Exercise requirements - Restate the records in their entirety, word for word.

Entries from a dataset -

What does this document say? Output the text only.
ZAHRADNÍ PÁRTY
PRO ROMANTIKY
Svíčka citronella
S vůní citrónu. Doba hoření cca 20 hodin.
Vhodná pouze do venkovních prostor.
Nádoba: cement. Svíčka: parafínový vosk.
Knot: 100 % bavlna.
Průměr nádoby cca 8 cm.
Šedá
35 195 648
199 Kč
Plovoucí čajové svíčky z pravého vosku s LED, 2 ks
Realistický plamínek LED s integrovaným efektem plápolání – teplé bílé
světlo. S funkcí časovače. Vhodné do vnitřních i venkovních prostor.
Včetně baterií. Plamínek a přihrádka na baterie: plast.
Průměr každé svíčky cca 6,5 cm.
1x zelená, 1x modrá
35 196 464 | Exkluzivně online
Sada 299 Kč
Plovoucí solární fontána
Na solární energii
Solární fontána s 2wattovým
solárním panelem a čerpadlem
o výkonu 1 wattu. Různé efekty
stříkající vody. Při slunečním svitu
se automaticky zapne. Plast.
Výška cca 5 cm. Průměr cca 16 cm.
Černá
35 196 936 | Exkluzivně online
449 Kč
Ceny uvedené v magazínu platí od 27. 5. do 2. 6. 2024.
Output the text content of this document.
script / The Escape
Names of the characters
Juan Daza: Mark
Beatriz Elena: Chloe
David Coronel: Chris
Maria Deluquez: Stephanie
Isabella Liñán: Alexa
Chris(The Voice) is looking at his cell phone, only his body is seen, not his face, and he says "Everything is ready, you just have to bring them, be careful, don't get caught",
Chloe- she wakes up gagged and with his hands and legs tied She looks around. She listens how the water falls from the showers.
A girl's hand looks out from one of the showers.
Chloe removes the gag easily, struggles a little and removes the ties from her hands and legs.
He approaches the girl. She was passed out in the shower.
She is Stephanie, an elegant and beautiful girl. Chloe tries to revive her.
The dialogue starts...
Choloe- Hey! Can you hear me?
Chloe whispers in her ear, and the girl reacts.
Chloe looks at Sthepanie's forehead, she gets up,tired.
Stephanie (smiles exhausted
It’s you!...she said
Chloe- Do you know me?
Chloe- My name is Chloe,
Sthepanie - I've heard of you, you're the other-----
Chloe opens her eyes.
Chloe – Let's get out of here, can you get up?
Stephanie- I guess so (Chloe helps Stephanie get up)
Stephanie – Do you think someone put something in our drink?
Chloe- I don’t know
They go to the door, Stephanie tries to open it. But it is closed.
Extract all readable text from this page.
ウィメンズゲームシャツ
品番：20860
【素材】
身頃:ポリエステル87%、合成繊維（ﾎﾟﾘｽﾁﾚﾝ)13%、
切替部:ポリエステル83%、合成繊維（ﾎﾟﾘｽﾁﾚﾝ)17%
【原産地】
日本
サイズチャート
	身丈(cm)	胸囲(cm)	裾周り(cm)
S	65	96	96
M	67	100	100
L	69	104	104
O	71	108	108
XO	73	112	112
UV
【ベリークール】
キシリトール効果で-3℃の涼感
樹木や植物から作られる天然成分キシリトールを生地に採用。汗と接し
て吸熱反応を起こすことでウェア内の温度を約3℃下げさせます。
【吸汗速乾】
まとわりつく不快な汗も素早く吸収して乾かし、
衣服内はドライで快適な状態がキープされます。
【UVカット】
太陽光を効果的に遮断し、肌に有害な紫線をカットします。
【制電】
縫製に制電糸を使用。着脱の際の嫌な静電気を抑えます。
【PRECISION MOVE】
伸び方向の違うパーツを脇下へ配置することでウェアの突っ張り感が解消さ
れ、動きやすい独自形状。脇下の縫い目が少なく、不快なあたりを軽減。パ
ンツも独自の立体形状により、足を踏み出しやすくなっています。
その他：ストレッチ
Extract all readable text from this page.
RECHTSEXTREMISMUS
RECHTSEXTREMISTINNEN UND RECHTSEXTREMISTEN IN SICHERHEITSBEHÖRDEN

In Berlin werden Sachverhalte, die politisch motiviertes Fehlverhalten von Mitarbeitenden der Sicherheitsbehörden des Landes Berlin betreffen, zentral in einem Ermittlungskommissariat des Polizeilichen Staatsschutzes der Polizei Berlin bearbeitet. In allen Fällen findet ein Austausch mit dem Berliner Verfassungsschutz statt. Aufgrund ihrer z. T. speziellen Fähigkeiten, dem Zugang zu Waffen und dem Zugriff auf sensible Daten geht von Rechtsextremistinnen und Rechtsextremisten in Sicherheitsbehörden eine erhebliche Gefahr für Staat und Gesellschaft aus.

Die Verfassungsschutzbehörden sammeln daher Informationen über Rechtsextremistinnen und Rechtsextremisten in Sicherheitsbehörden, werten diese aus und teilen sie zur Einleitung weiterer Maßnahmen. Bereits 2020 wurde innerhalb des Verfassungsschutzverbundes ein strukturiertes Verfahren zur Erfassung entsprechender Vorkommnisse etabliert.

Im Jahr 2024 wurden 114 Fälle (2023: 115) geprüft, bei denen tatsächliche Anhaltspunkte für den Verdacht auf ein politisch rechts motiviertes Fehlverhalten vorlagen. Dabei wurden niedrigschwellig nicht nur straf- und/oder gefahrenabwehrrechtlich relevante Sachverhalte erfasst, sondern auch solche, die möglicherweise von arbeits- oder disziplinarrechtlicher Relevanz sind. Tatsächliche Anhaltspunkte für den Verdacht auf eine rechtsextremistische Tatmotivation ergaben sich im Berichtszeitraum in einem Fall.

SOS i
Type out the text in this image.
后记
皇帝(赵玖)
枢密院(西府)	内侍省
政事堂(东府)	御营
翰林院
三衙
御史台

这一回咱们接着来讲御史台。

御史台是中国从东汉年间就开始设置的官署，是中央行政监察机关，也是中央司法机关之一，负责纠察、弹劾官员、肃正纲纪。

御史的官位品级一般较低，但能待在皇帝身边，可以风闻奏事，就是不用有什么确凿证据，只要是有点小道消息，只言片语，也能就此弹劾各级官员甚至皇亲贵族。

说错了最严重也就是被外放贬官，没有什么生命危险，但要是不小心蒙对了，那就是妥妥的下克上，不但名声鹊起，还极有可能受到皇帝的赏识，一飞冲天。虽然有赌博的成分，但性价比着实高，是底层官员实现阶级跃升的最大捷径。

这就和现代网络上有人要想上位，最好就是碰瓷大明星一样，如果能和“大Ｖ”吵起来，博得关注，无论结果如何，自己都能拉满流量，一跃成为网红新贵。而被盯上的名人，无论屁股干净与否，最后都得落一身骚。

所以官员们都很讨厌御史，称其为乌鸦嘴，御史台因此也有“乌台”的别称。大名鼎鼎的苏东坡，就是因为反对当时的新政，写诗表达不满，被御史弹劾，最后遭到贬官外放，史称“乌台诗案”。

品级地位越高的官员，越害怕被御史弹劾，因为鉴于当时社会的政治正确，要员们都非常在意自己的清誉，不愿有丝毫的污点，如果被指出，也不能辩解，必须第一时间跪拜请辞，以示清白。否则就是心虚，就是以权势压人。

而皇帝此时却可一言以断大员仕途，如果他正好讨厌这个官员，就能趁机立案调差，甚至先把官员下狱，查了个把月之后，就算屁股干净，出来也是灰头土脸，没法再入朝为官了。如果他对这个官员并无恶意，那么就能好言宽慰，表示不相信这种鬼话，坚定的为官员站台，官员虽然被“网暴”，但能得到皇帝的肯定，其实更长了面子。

Exercise output -
What does this document say? Output the text only.
ZAHRADNÍ PÁRTY
PRO ROMANTIKY
Svíčka citronella
S vůní citrónu. Doba hoření cca 20 hodin.
Vhodná pouze do venkovních prostor.
Nádoba: cement. Svíčka: parafínový vosk.
Knot: 100 % bavlna.
Průměr nádoby cca 8 cm.
Šedá
35 195 648
199 Kč
Plovoucí čajové svíčky z pravého vosku s LED, 2 ks
Realistický plamínek LED s integrovaným efektem plápolání – teplé bílé
světlo. S funkcí časovače. Vhodné do vnitřních i venkovních prostor.
Včetně baterií. Plamínek a přihrádka na baterie: plast.
Průměr každé svíčky cca 6,5 cm.
1x zelená, 1x modrá
35 196 464 | Exkluzivně online
Sada 299 Kč
Plovoucí solární fontána
Na solární energii
Solární fontána s 2wattovým
solárním panelem a čerpadlem
o výkonu 1 wattu. Různé efekty
stříkající vody. Při slunečním svitu
se automaticky zapne. Plast.
Výška cca 5 cm. Průměr cca 16 cm.
Černá
35 196 936 | Exkluzivně online
449 Kč
Ceny uvedené v magazínu platí od 27. 5. do 2. 6. 2024.
Output the text content of this document.
script / The Escape
Names of the characters
Juan Daza: Mark
Beatriz Elena: Chloe
David Coronel: Chris
Maria Deluquez: Stephanie
Isabella Liñán: Alexa
Chris(The Voice) is looking at his cell phone, only his body is seen, not his face, and he says "Everything is ready, you just have to bring them, be careful, don't get caught",
Chloe- she wakes up gagged and with his hands and legs tied She looks around. She listens how the water falls from the showers.
A girl's hand looks out from one of the showers.
Chloe removes the gag easily, struggles a little and removes the ties from her hands and legs.
He approaches the girl. She was passed out in the shower.
She is Stephanie, an elegant and beautiful girl. Chloe tries to revive her.
The dialogue starts...
Choloe- Hey! Can you hear me?
Chloe whispers in her ear, and the girl reacts.
Chloe looks at Sthepanie's forehead, she gets up,tired.
Stephanie (smiles exhausted
It’s you!...she said
Chloe- Do you know me?
Chloe- My name is Chloe,
Sthepanie - I've heard of you, you're the other-----
Chloe opens her eyes.
Chloe – Let's get out of here, can you get up?
Stephanie- I guess so (Chloe helps Stephanie get up)
Stephanie – Do you think someone put something in our drink?
Chloe- I don’t know
They go to the door, Stephanie tries to open it. But it is closed.
Extract all readable text from this page.
ウィメンズゲームシャツ
品番：20860
【素材】
身頃:ポリエステル87%、合成繊維（ﾎﾟﾘｽﾁﾚﾝ)13%、
切替部:ポリエステル83%、合成繊維（ﾎﾟﾘｽﾁﾚﾝ)17%
【原産地】
日本
サイズチャート
	身丈(cm)	胸囲(cm)	裾周り(cm)
S	65	96	96
M	67	100	100
L	69	104	104
O	71	108	108
XO	73	112	112
UV
【ベリークール】
キシリトール効果で-3℃の涼感
樹木や植物から作られる天然成分キシリトールを生地に採用。汗と接し
て吸熱反応を起こすことでウェア内の温度を約3℃下げさせます。
【吸汗速乾】
まとわりつく不快な汗も素早く吸収して乾かし、
衣服内はドライで快適な状態がキープされます。
【UVカット】
太陽光を効果的に遮断し、肌に有害な紫線をカットします。
【制電】
縫製に制電糸を使用。着脱の際の嫌な静電気を抑えます。
【PRECISION MOVE】
伸び方向の違うパーツを脇下へ配置することでウェアの突っ張り感が解消さ
れ、動きやすい独自形状。脇下の縫い目が少なく、不快なあたりを軽減。パ
ンツも独自の立体形状により、足を踏み出しやすくなっています。
その他：ストレッチ
Extract all readable text from this page.
RECHTSEXTREMISMUS
RECHTSEXTREMISTINNEN UND RECHTSEXTREMISTEN IN SICHERHEITSBEHÖRDEN

In Berlin werden Sachverhalte, die politisch motiviertes Fehlverhalten von Mitarbeitenden der Sicherheitsbehörden des Landes Berlin betreffen, zentral in einem Ermittlungskommissariat des Polizeilichen Staatsschutzes der Polizei Berlin bearbeitet. In allen Fällen findet ein Austausch mit dem Berliner Verfassungsschutz statt. Aufgrund ihrer z. T. speziellen Fähigkeiten, dem Zugang zu Waffen und dem Zugriff auf sensible Daten geht von Rechtsextremistinnen und Rechtsextremisten in Sicherheitsbehörden eine erhebliche Gefahr für Staat und Gesellschaft aus.

Die Verfassungsschutzbehörden sammeln daher Informationen über Rechtsextremistinnen und Rechtsextremisten in Sicherheitsbehörden, werten diese aus und teilen sie zur Einleitung weiterer Maßnahmen. Bereits 2020 wurde innerhalb des Verfassungsschutzverbundes ein strukturiertes Verfahren zur Erfassung entsprechender Vorkommnisse etabliert.

Im Jahr 2024 wurden 114 Fälle (2023: 115) geprüft, bei denen tatsächliche Anhaltspunkte für den Verdacht auf ein politisch rechts motiviertes Fehlverhalten vorlagen. Dabei wurden niedrigschwellig nicht nur straf- und/oder gefahrenabwehrrechtlich relevante Sachverhalte erfasst, sondern auch solche, die möglicherweise von arbeits- oder disziplinarrechtlicher Relevanz sind. Tatsächliche Anhaltspunkte für den Verdacht auf eine rechtsextremistische Tatmotivation ergaben sich im Berichtszeitraum in einem Fall.

SOS i
Type out the text in this image.
后记
皇帝(赵玖)
枢密院(西府)	内侍省
政事堂(东府)	御营
翰林院
三衙
御史台

这一回咱们接着来讲御史台。

御史台是中国从东汉年间就开始设置的官署，是中央行政监察机关，也是中央司法机关之一，负责纠察、弹劾官员、肃正纲纪。

御史的官位品级一般较低，但能待在皇帝身边，可以风闻奏事，就是不用有什么确凿证据，只要是有点小道消息，只言片语，也能就此弹劾各级官员甚至皇亲贵族。

说错了最严重也就是被外放贬官，没有什么生命危险，但要是不小心蒙对了，那就是妥妥的下克上，不但名声鹊起，还极有可能受到皇帝的赏识，一飞冲天。虽然有赌博的成分，但性价比着实高，是底层官员实现阶级跃升的最大捷径。

这就和现代网络上有人要想上位，最好就是碰瓷大明星一样，如果能和“大Ｖ”吵起来，博得关注，无论结果如何，自己都能拉满流量，一跃成为网红新贵。而被盯上的名人，无论屁股干净与否，最后都得落一身骚。

所以官员们都很讨厌御史，称其为乌鸦嘴，御史台因此也有“乌台”的别称。大名鼎鼎的苏东坡，就是因为反对当时的新政，写诗表达不满，被御史弹劾，最后遭到贬官外放，史称“乌台诗案”。

品级地位越高的官员，越害怕被御史弹劾，因为鉴于当时社会的政治正确，要员们都非常在意自己的清誉，不愿有丝毫的污点，如果被指出，也不能辩解，必须第一时间跪拜请辞，以示清白。否则就是心虚，就是以权势压人。

而皇帝此时却可一言以断大员仕途，如果他正好讨厌这个官员，就能趁机立案调差，甚至先把官员下狱，查了个把月之后，就算屁股干净，出来也是灰头土脸，没法再入朝为官了。如果他对这个官员并无恶意，那么就能好言宽慰，表示不相信这种鬼话，坚定的为官员站台，官员虽然被“网暴”，但能得到皇帝的肯定，其实更长了面子。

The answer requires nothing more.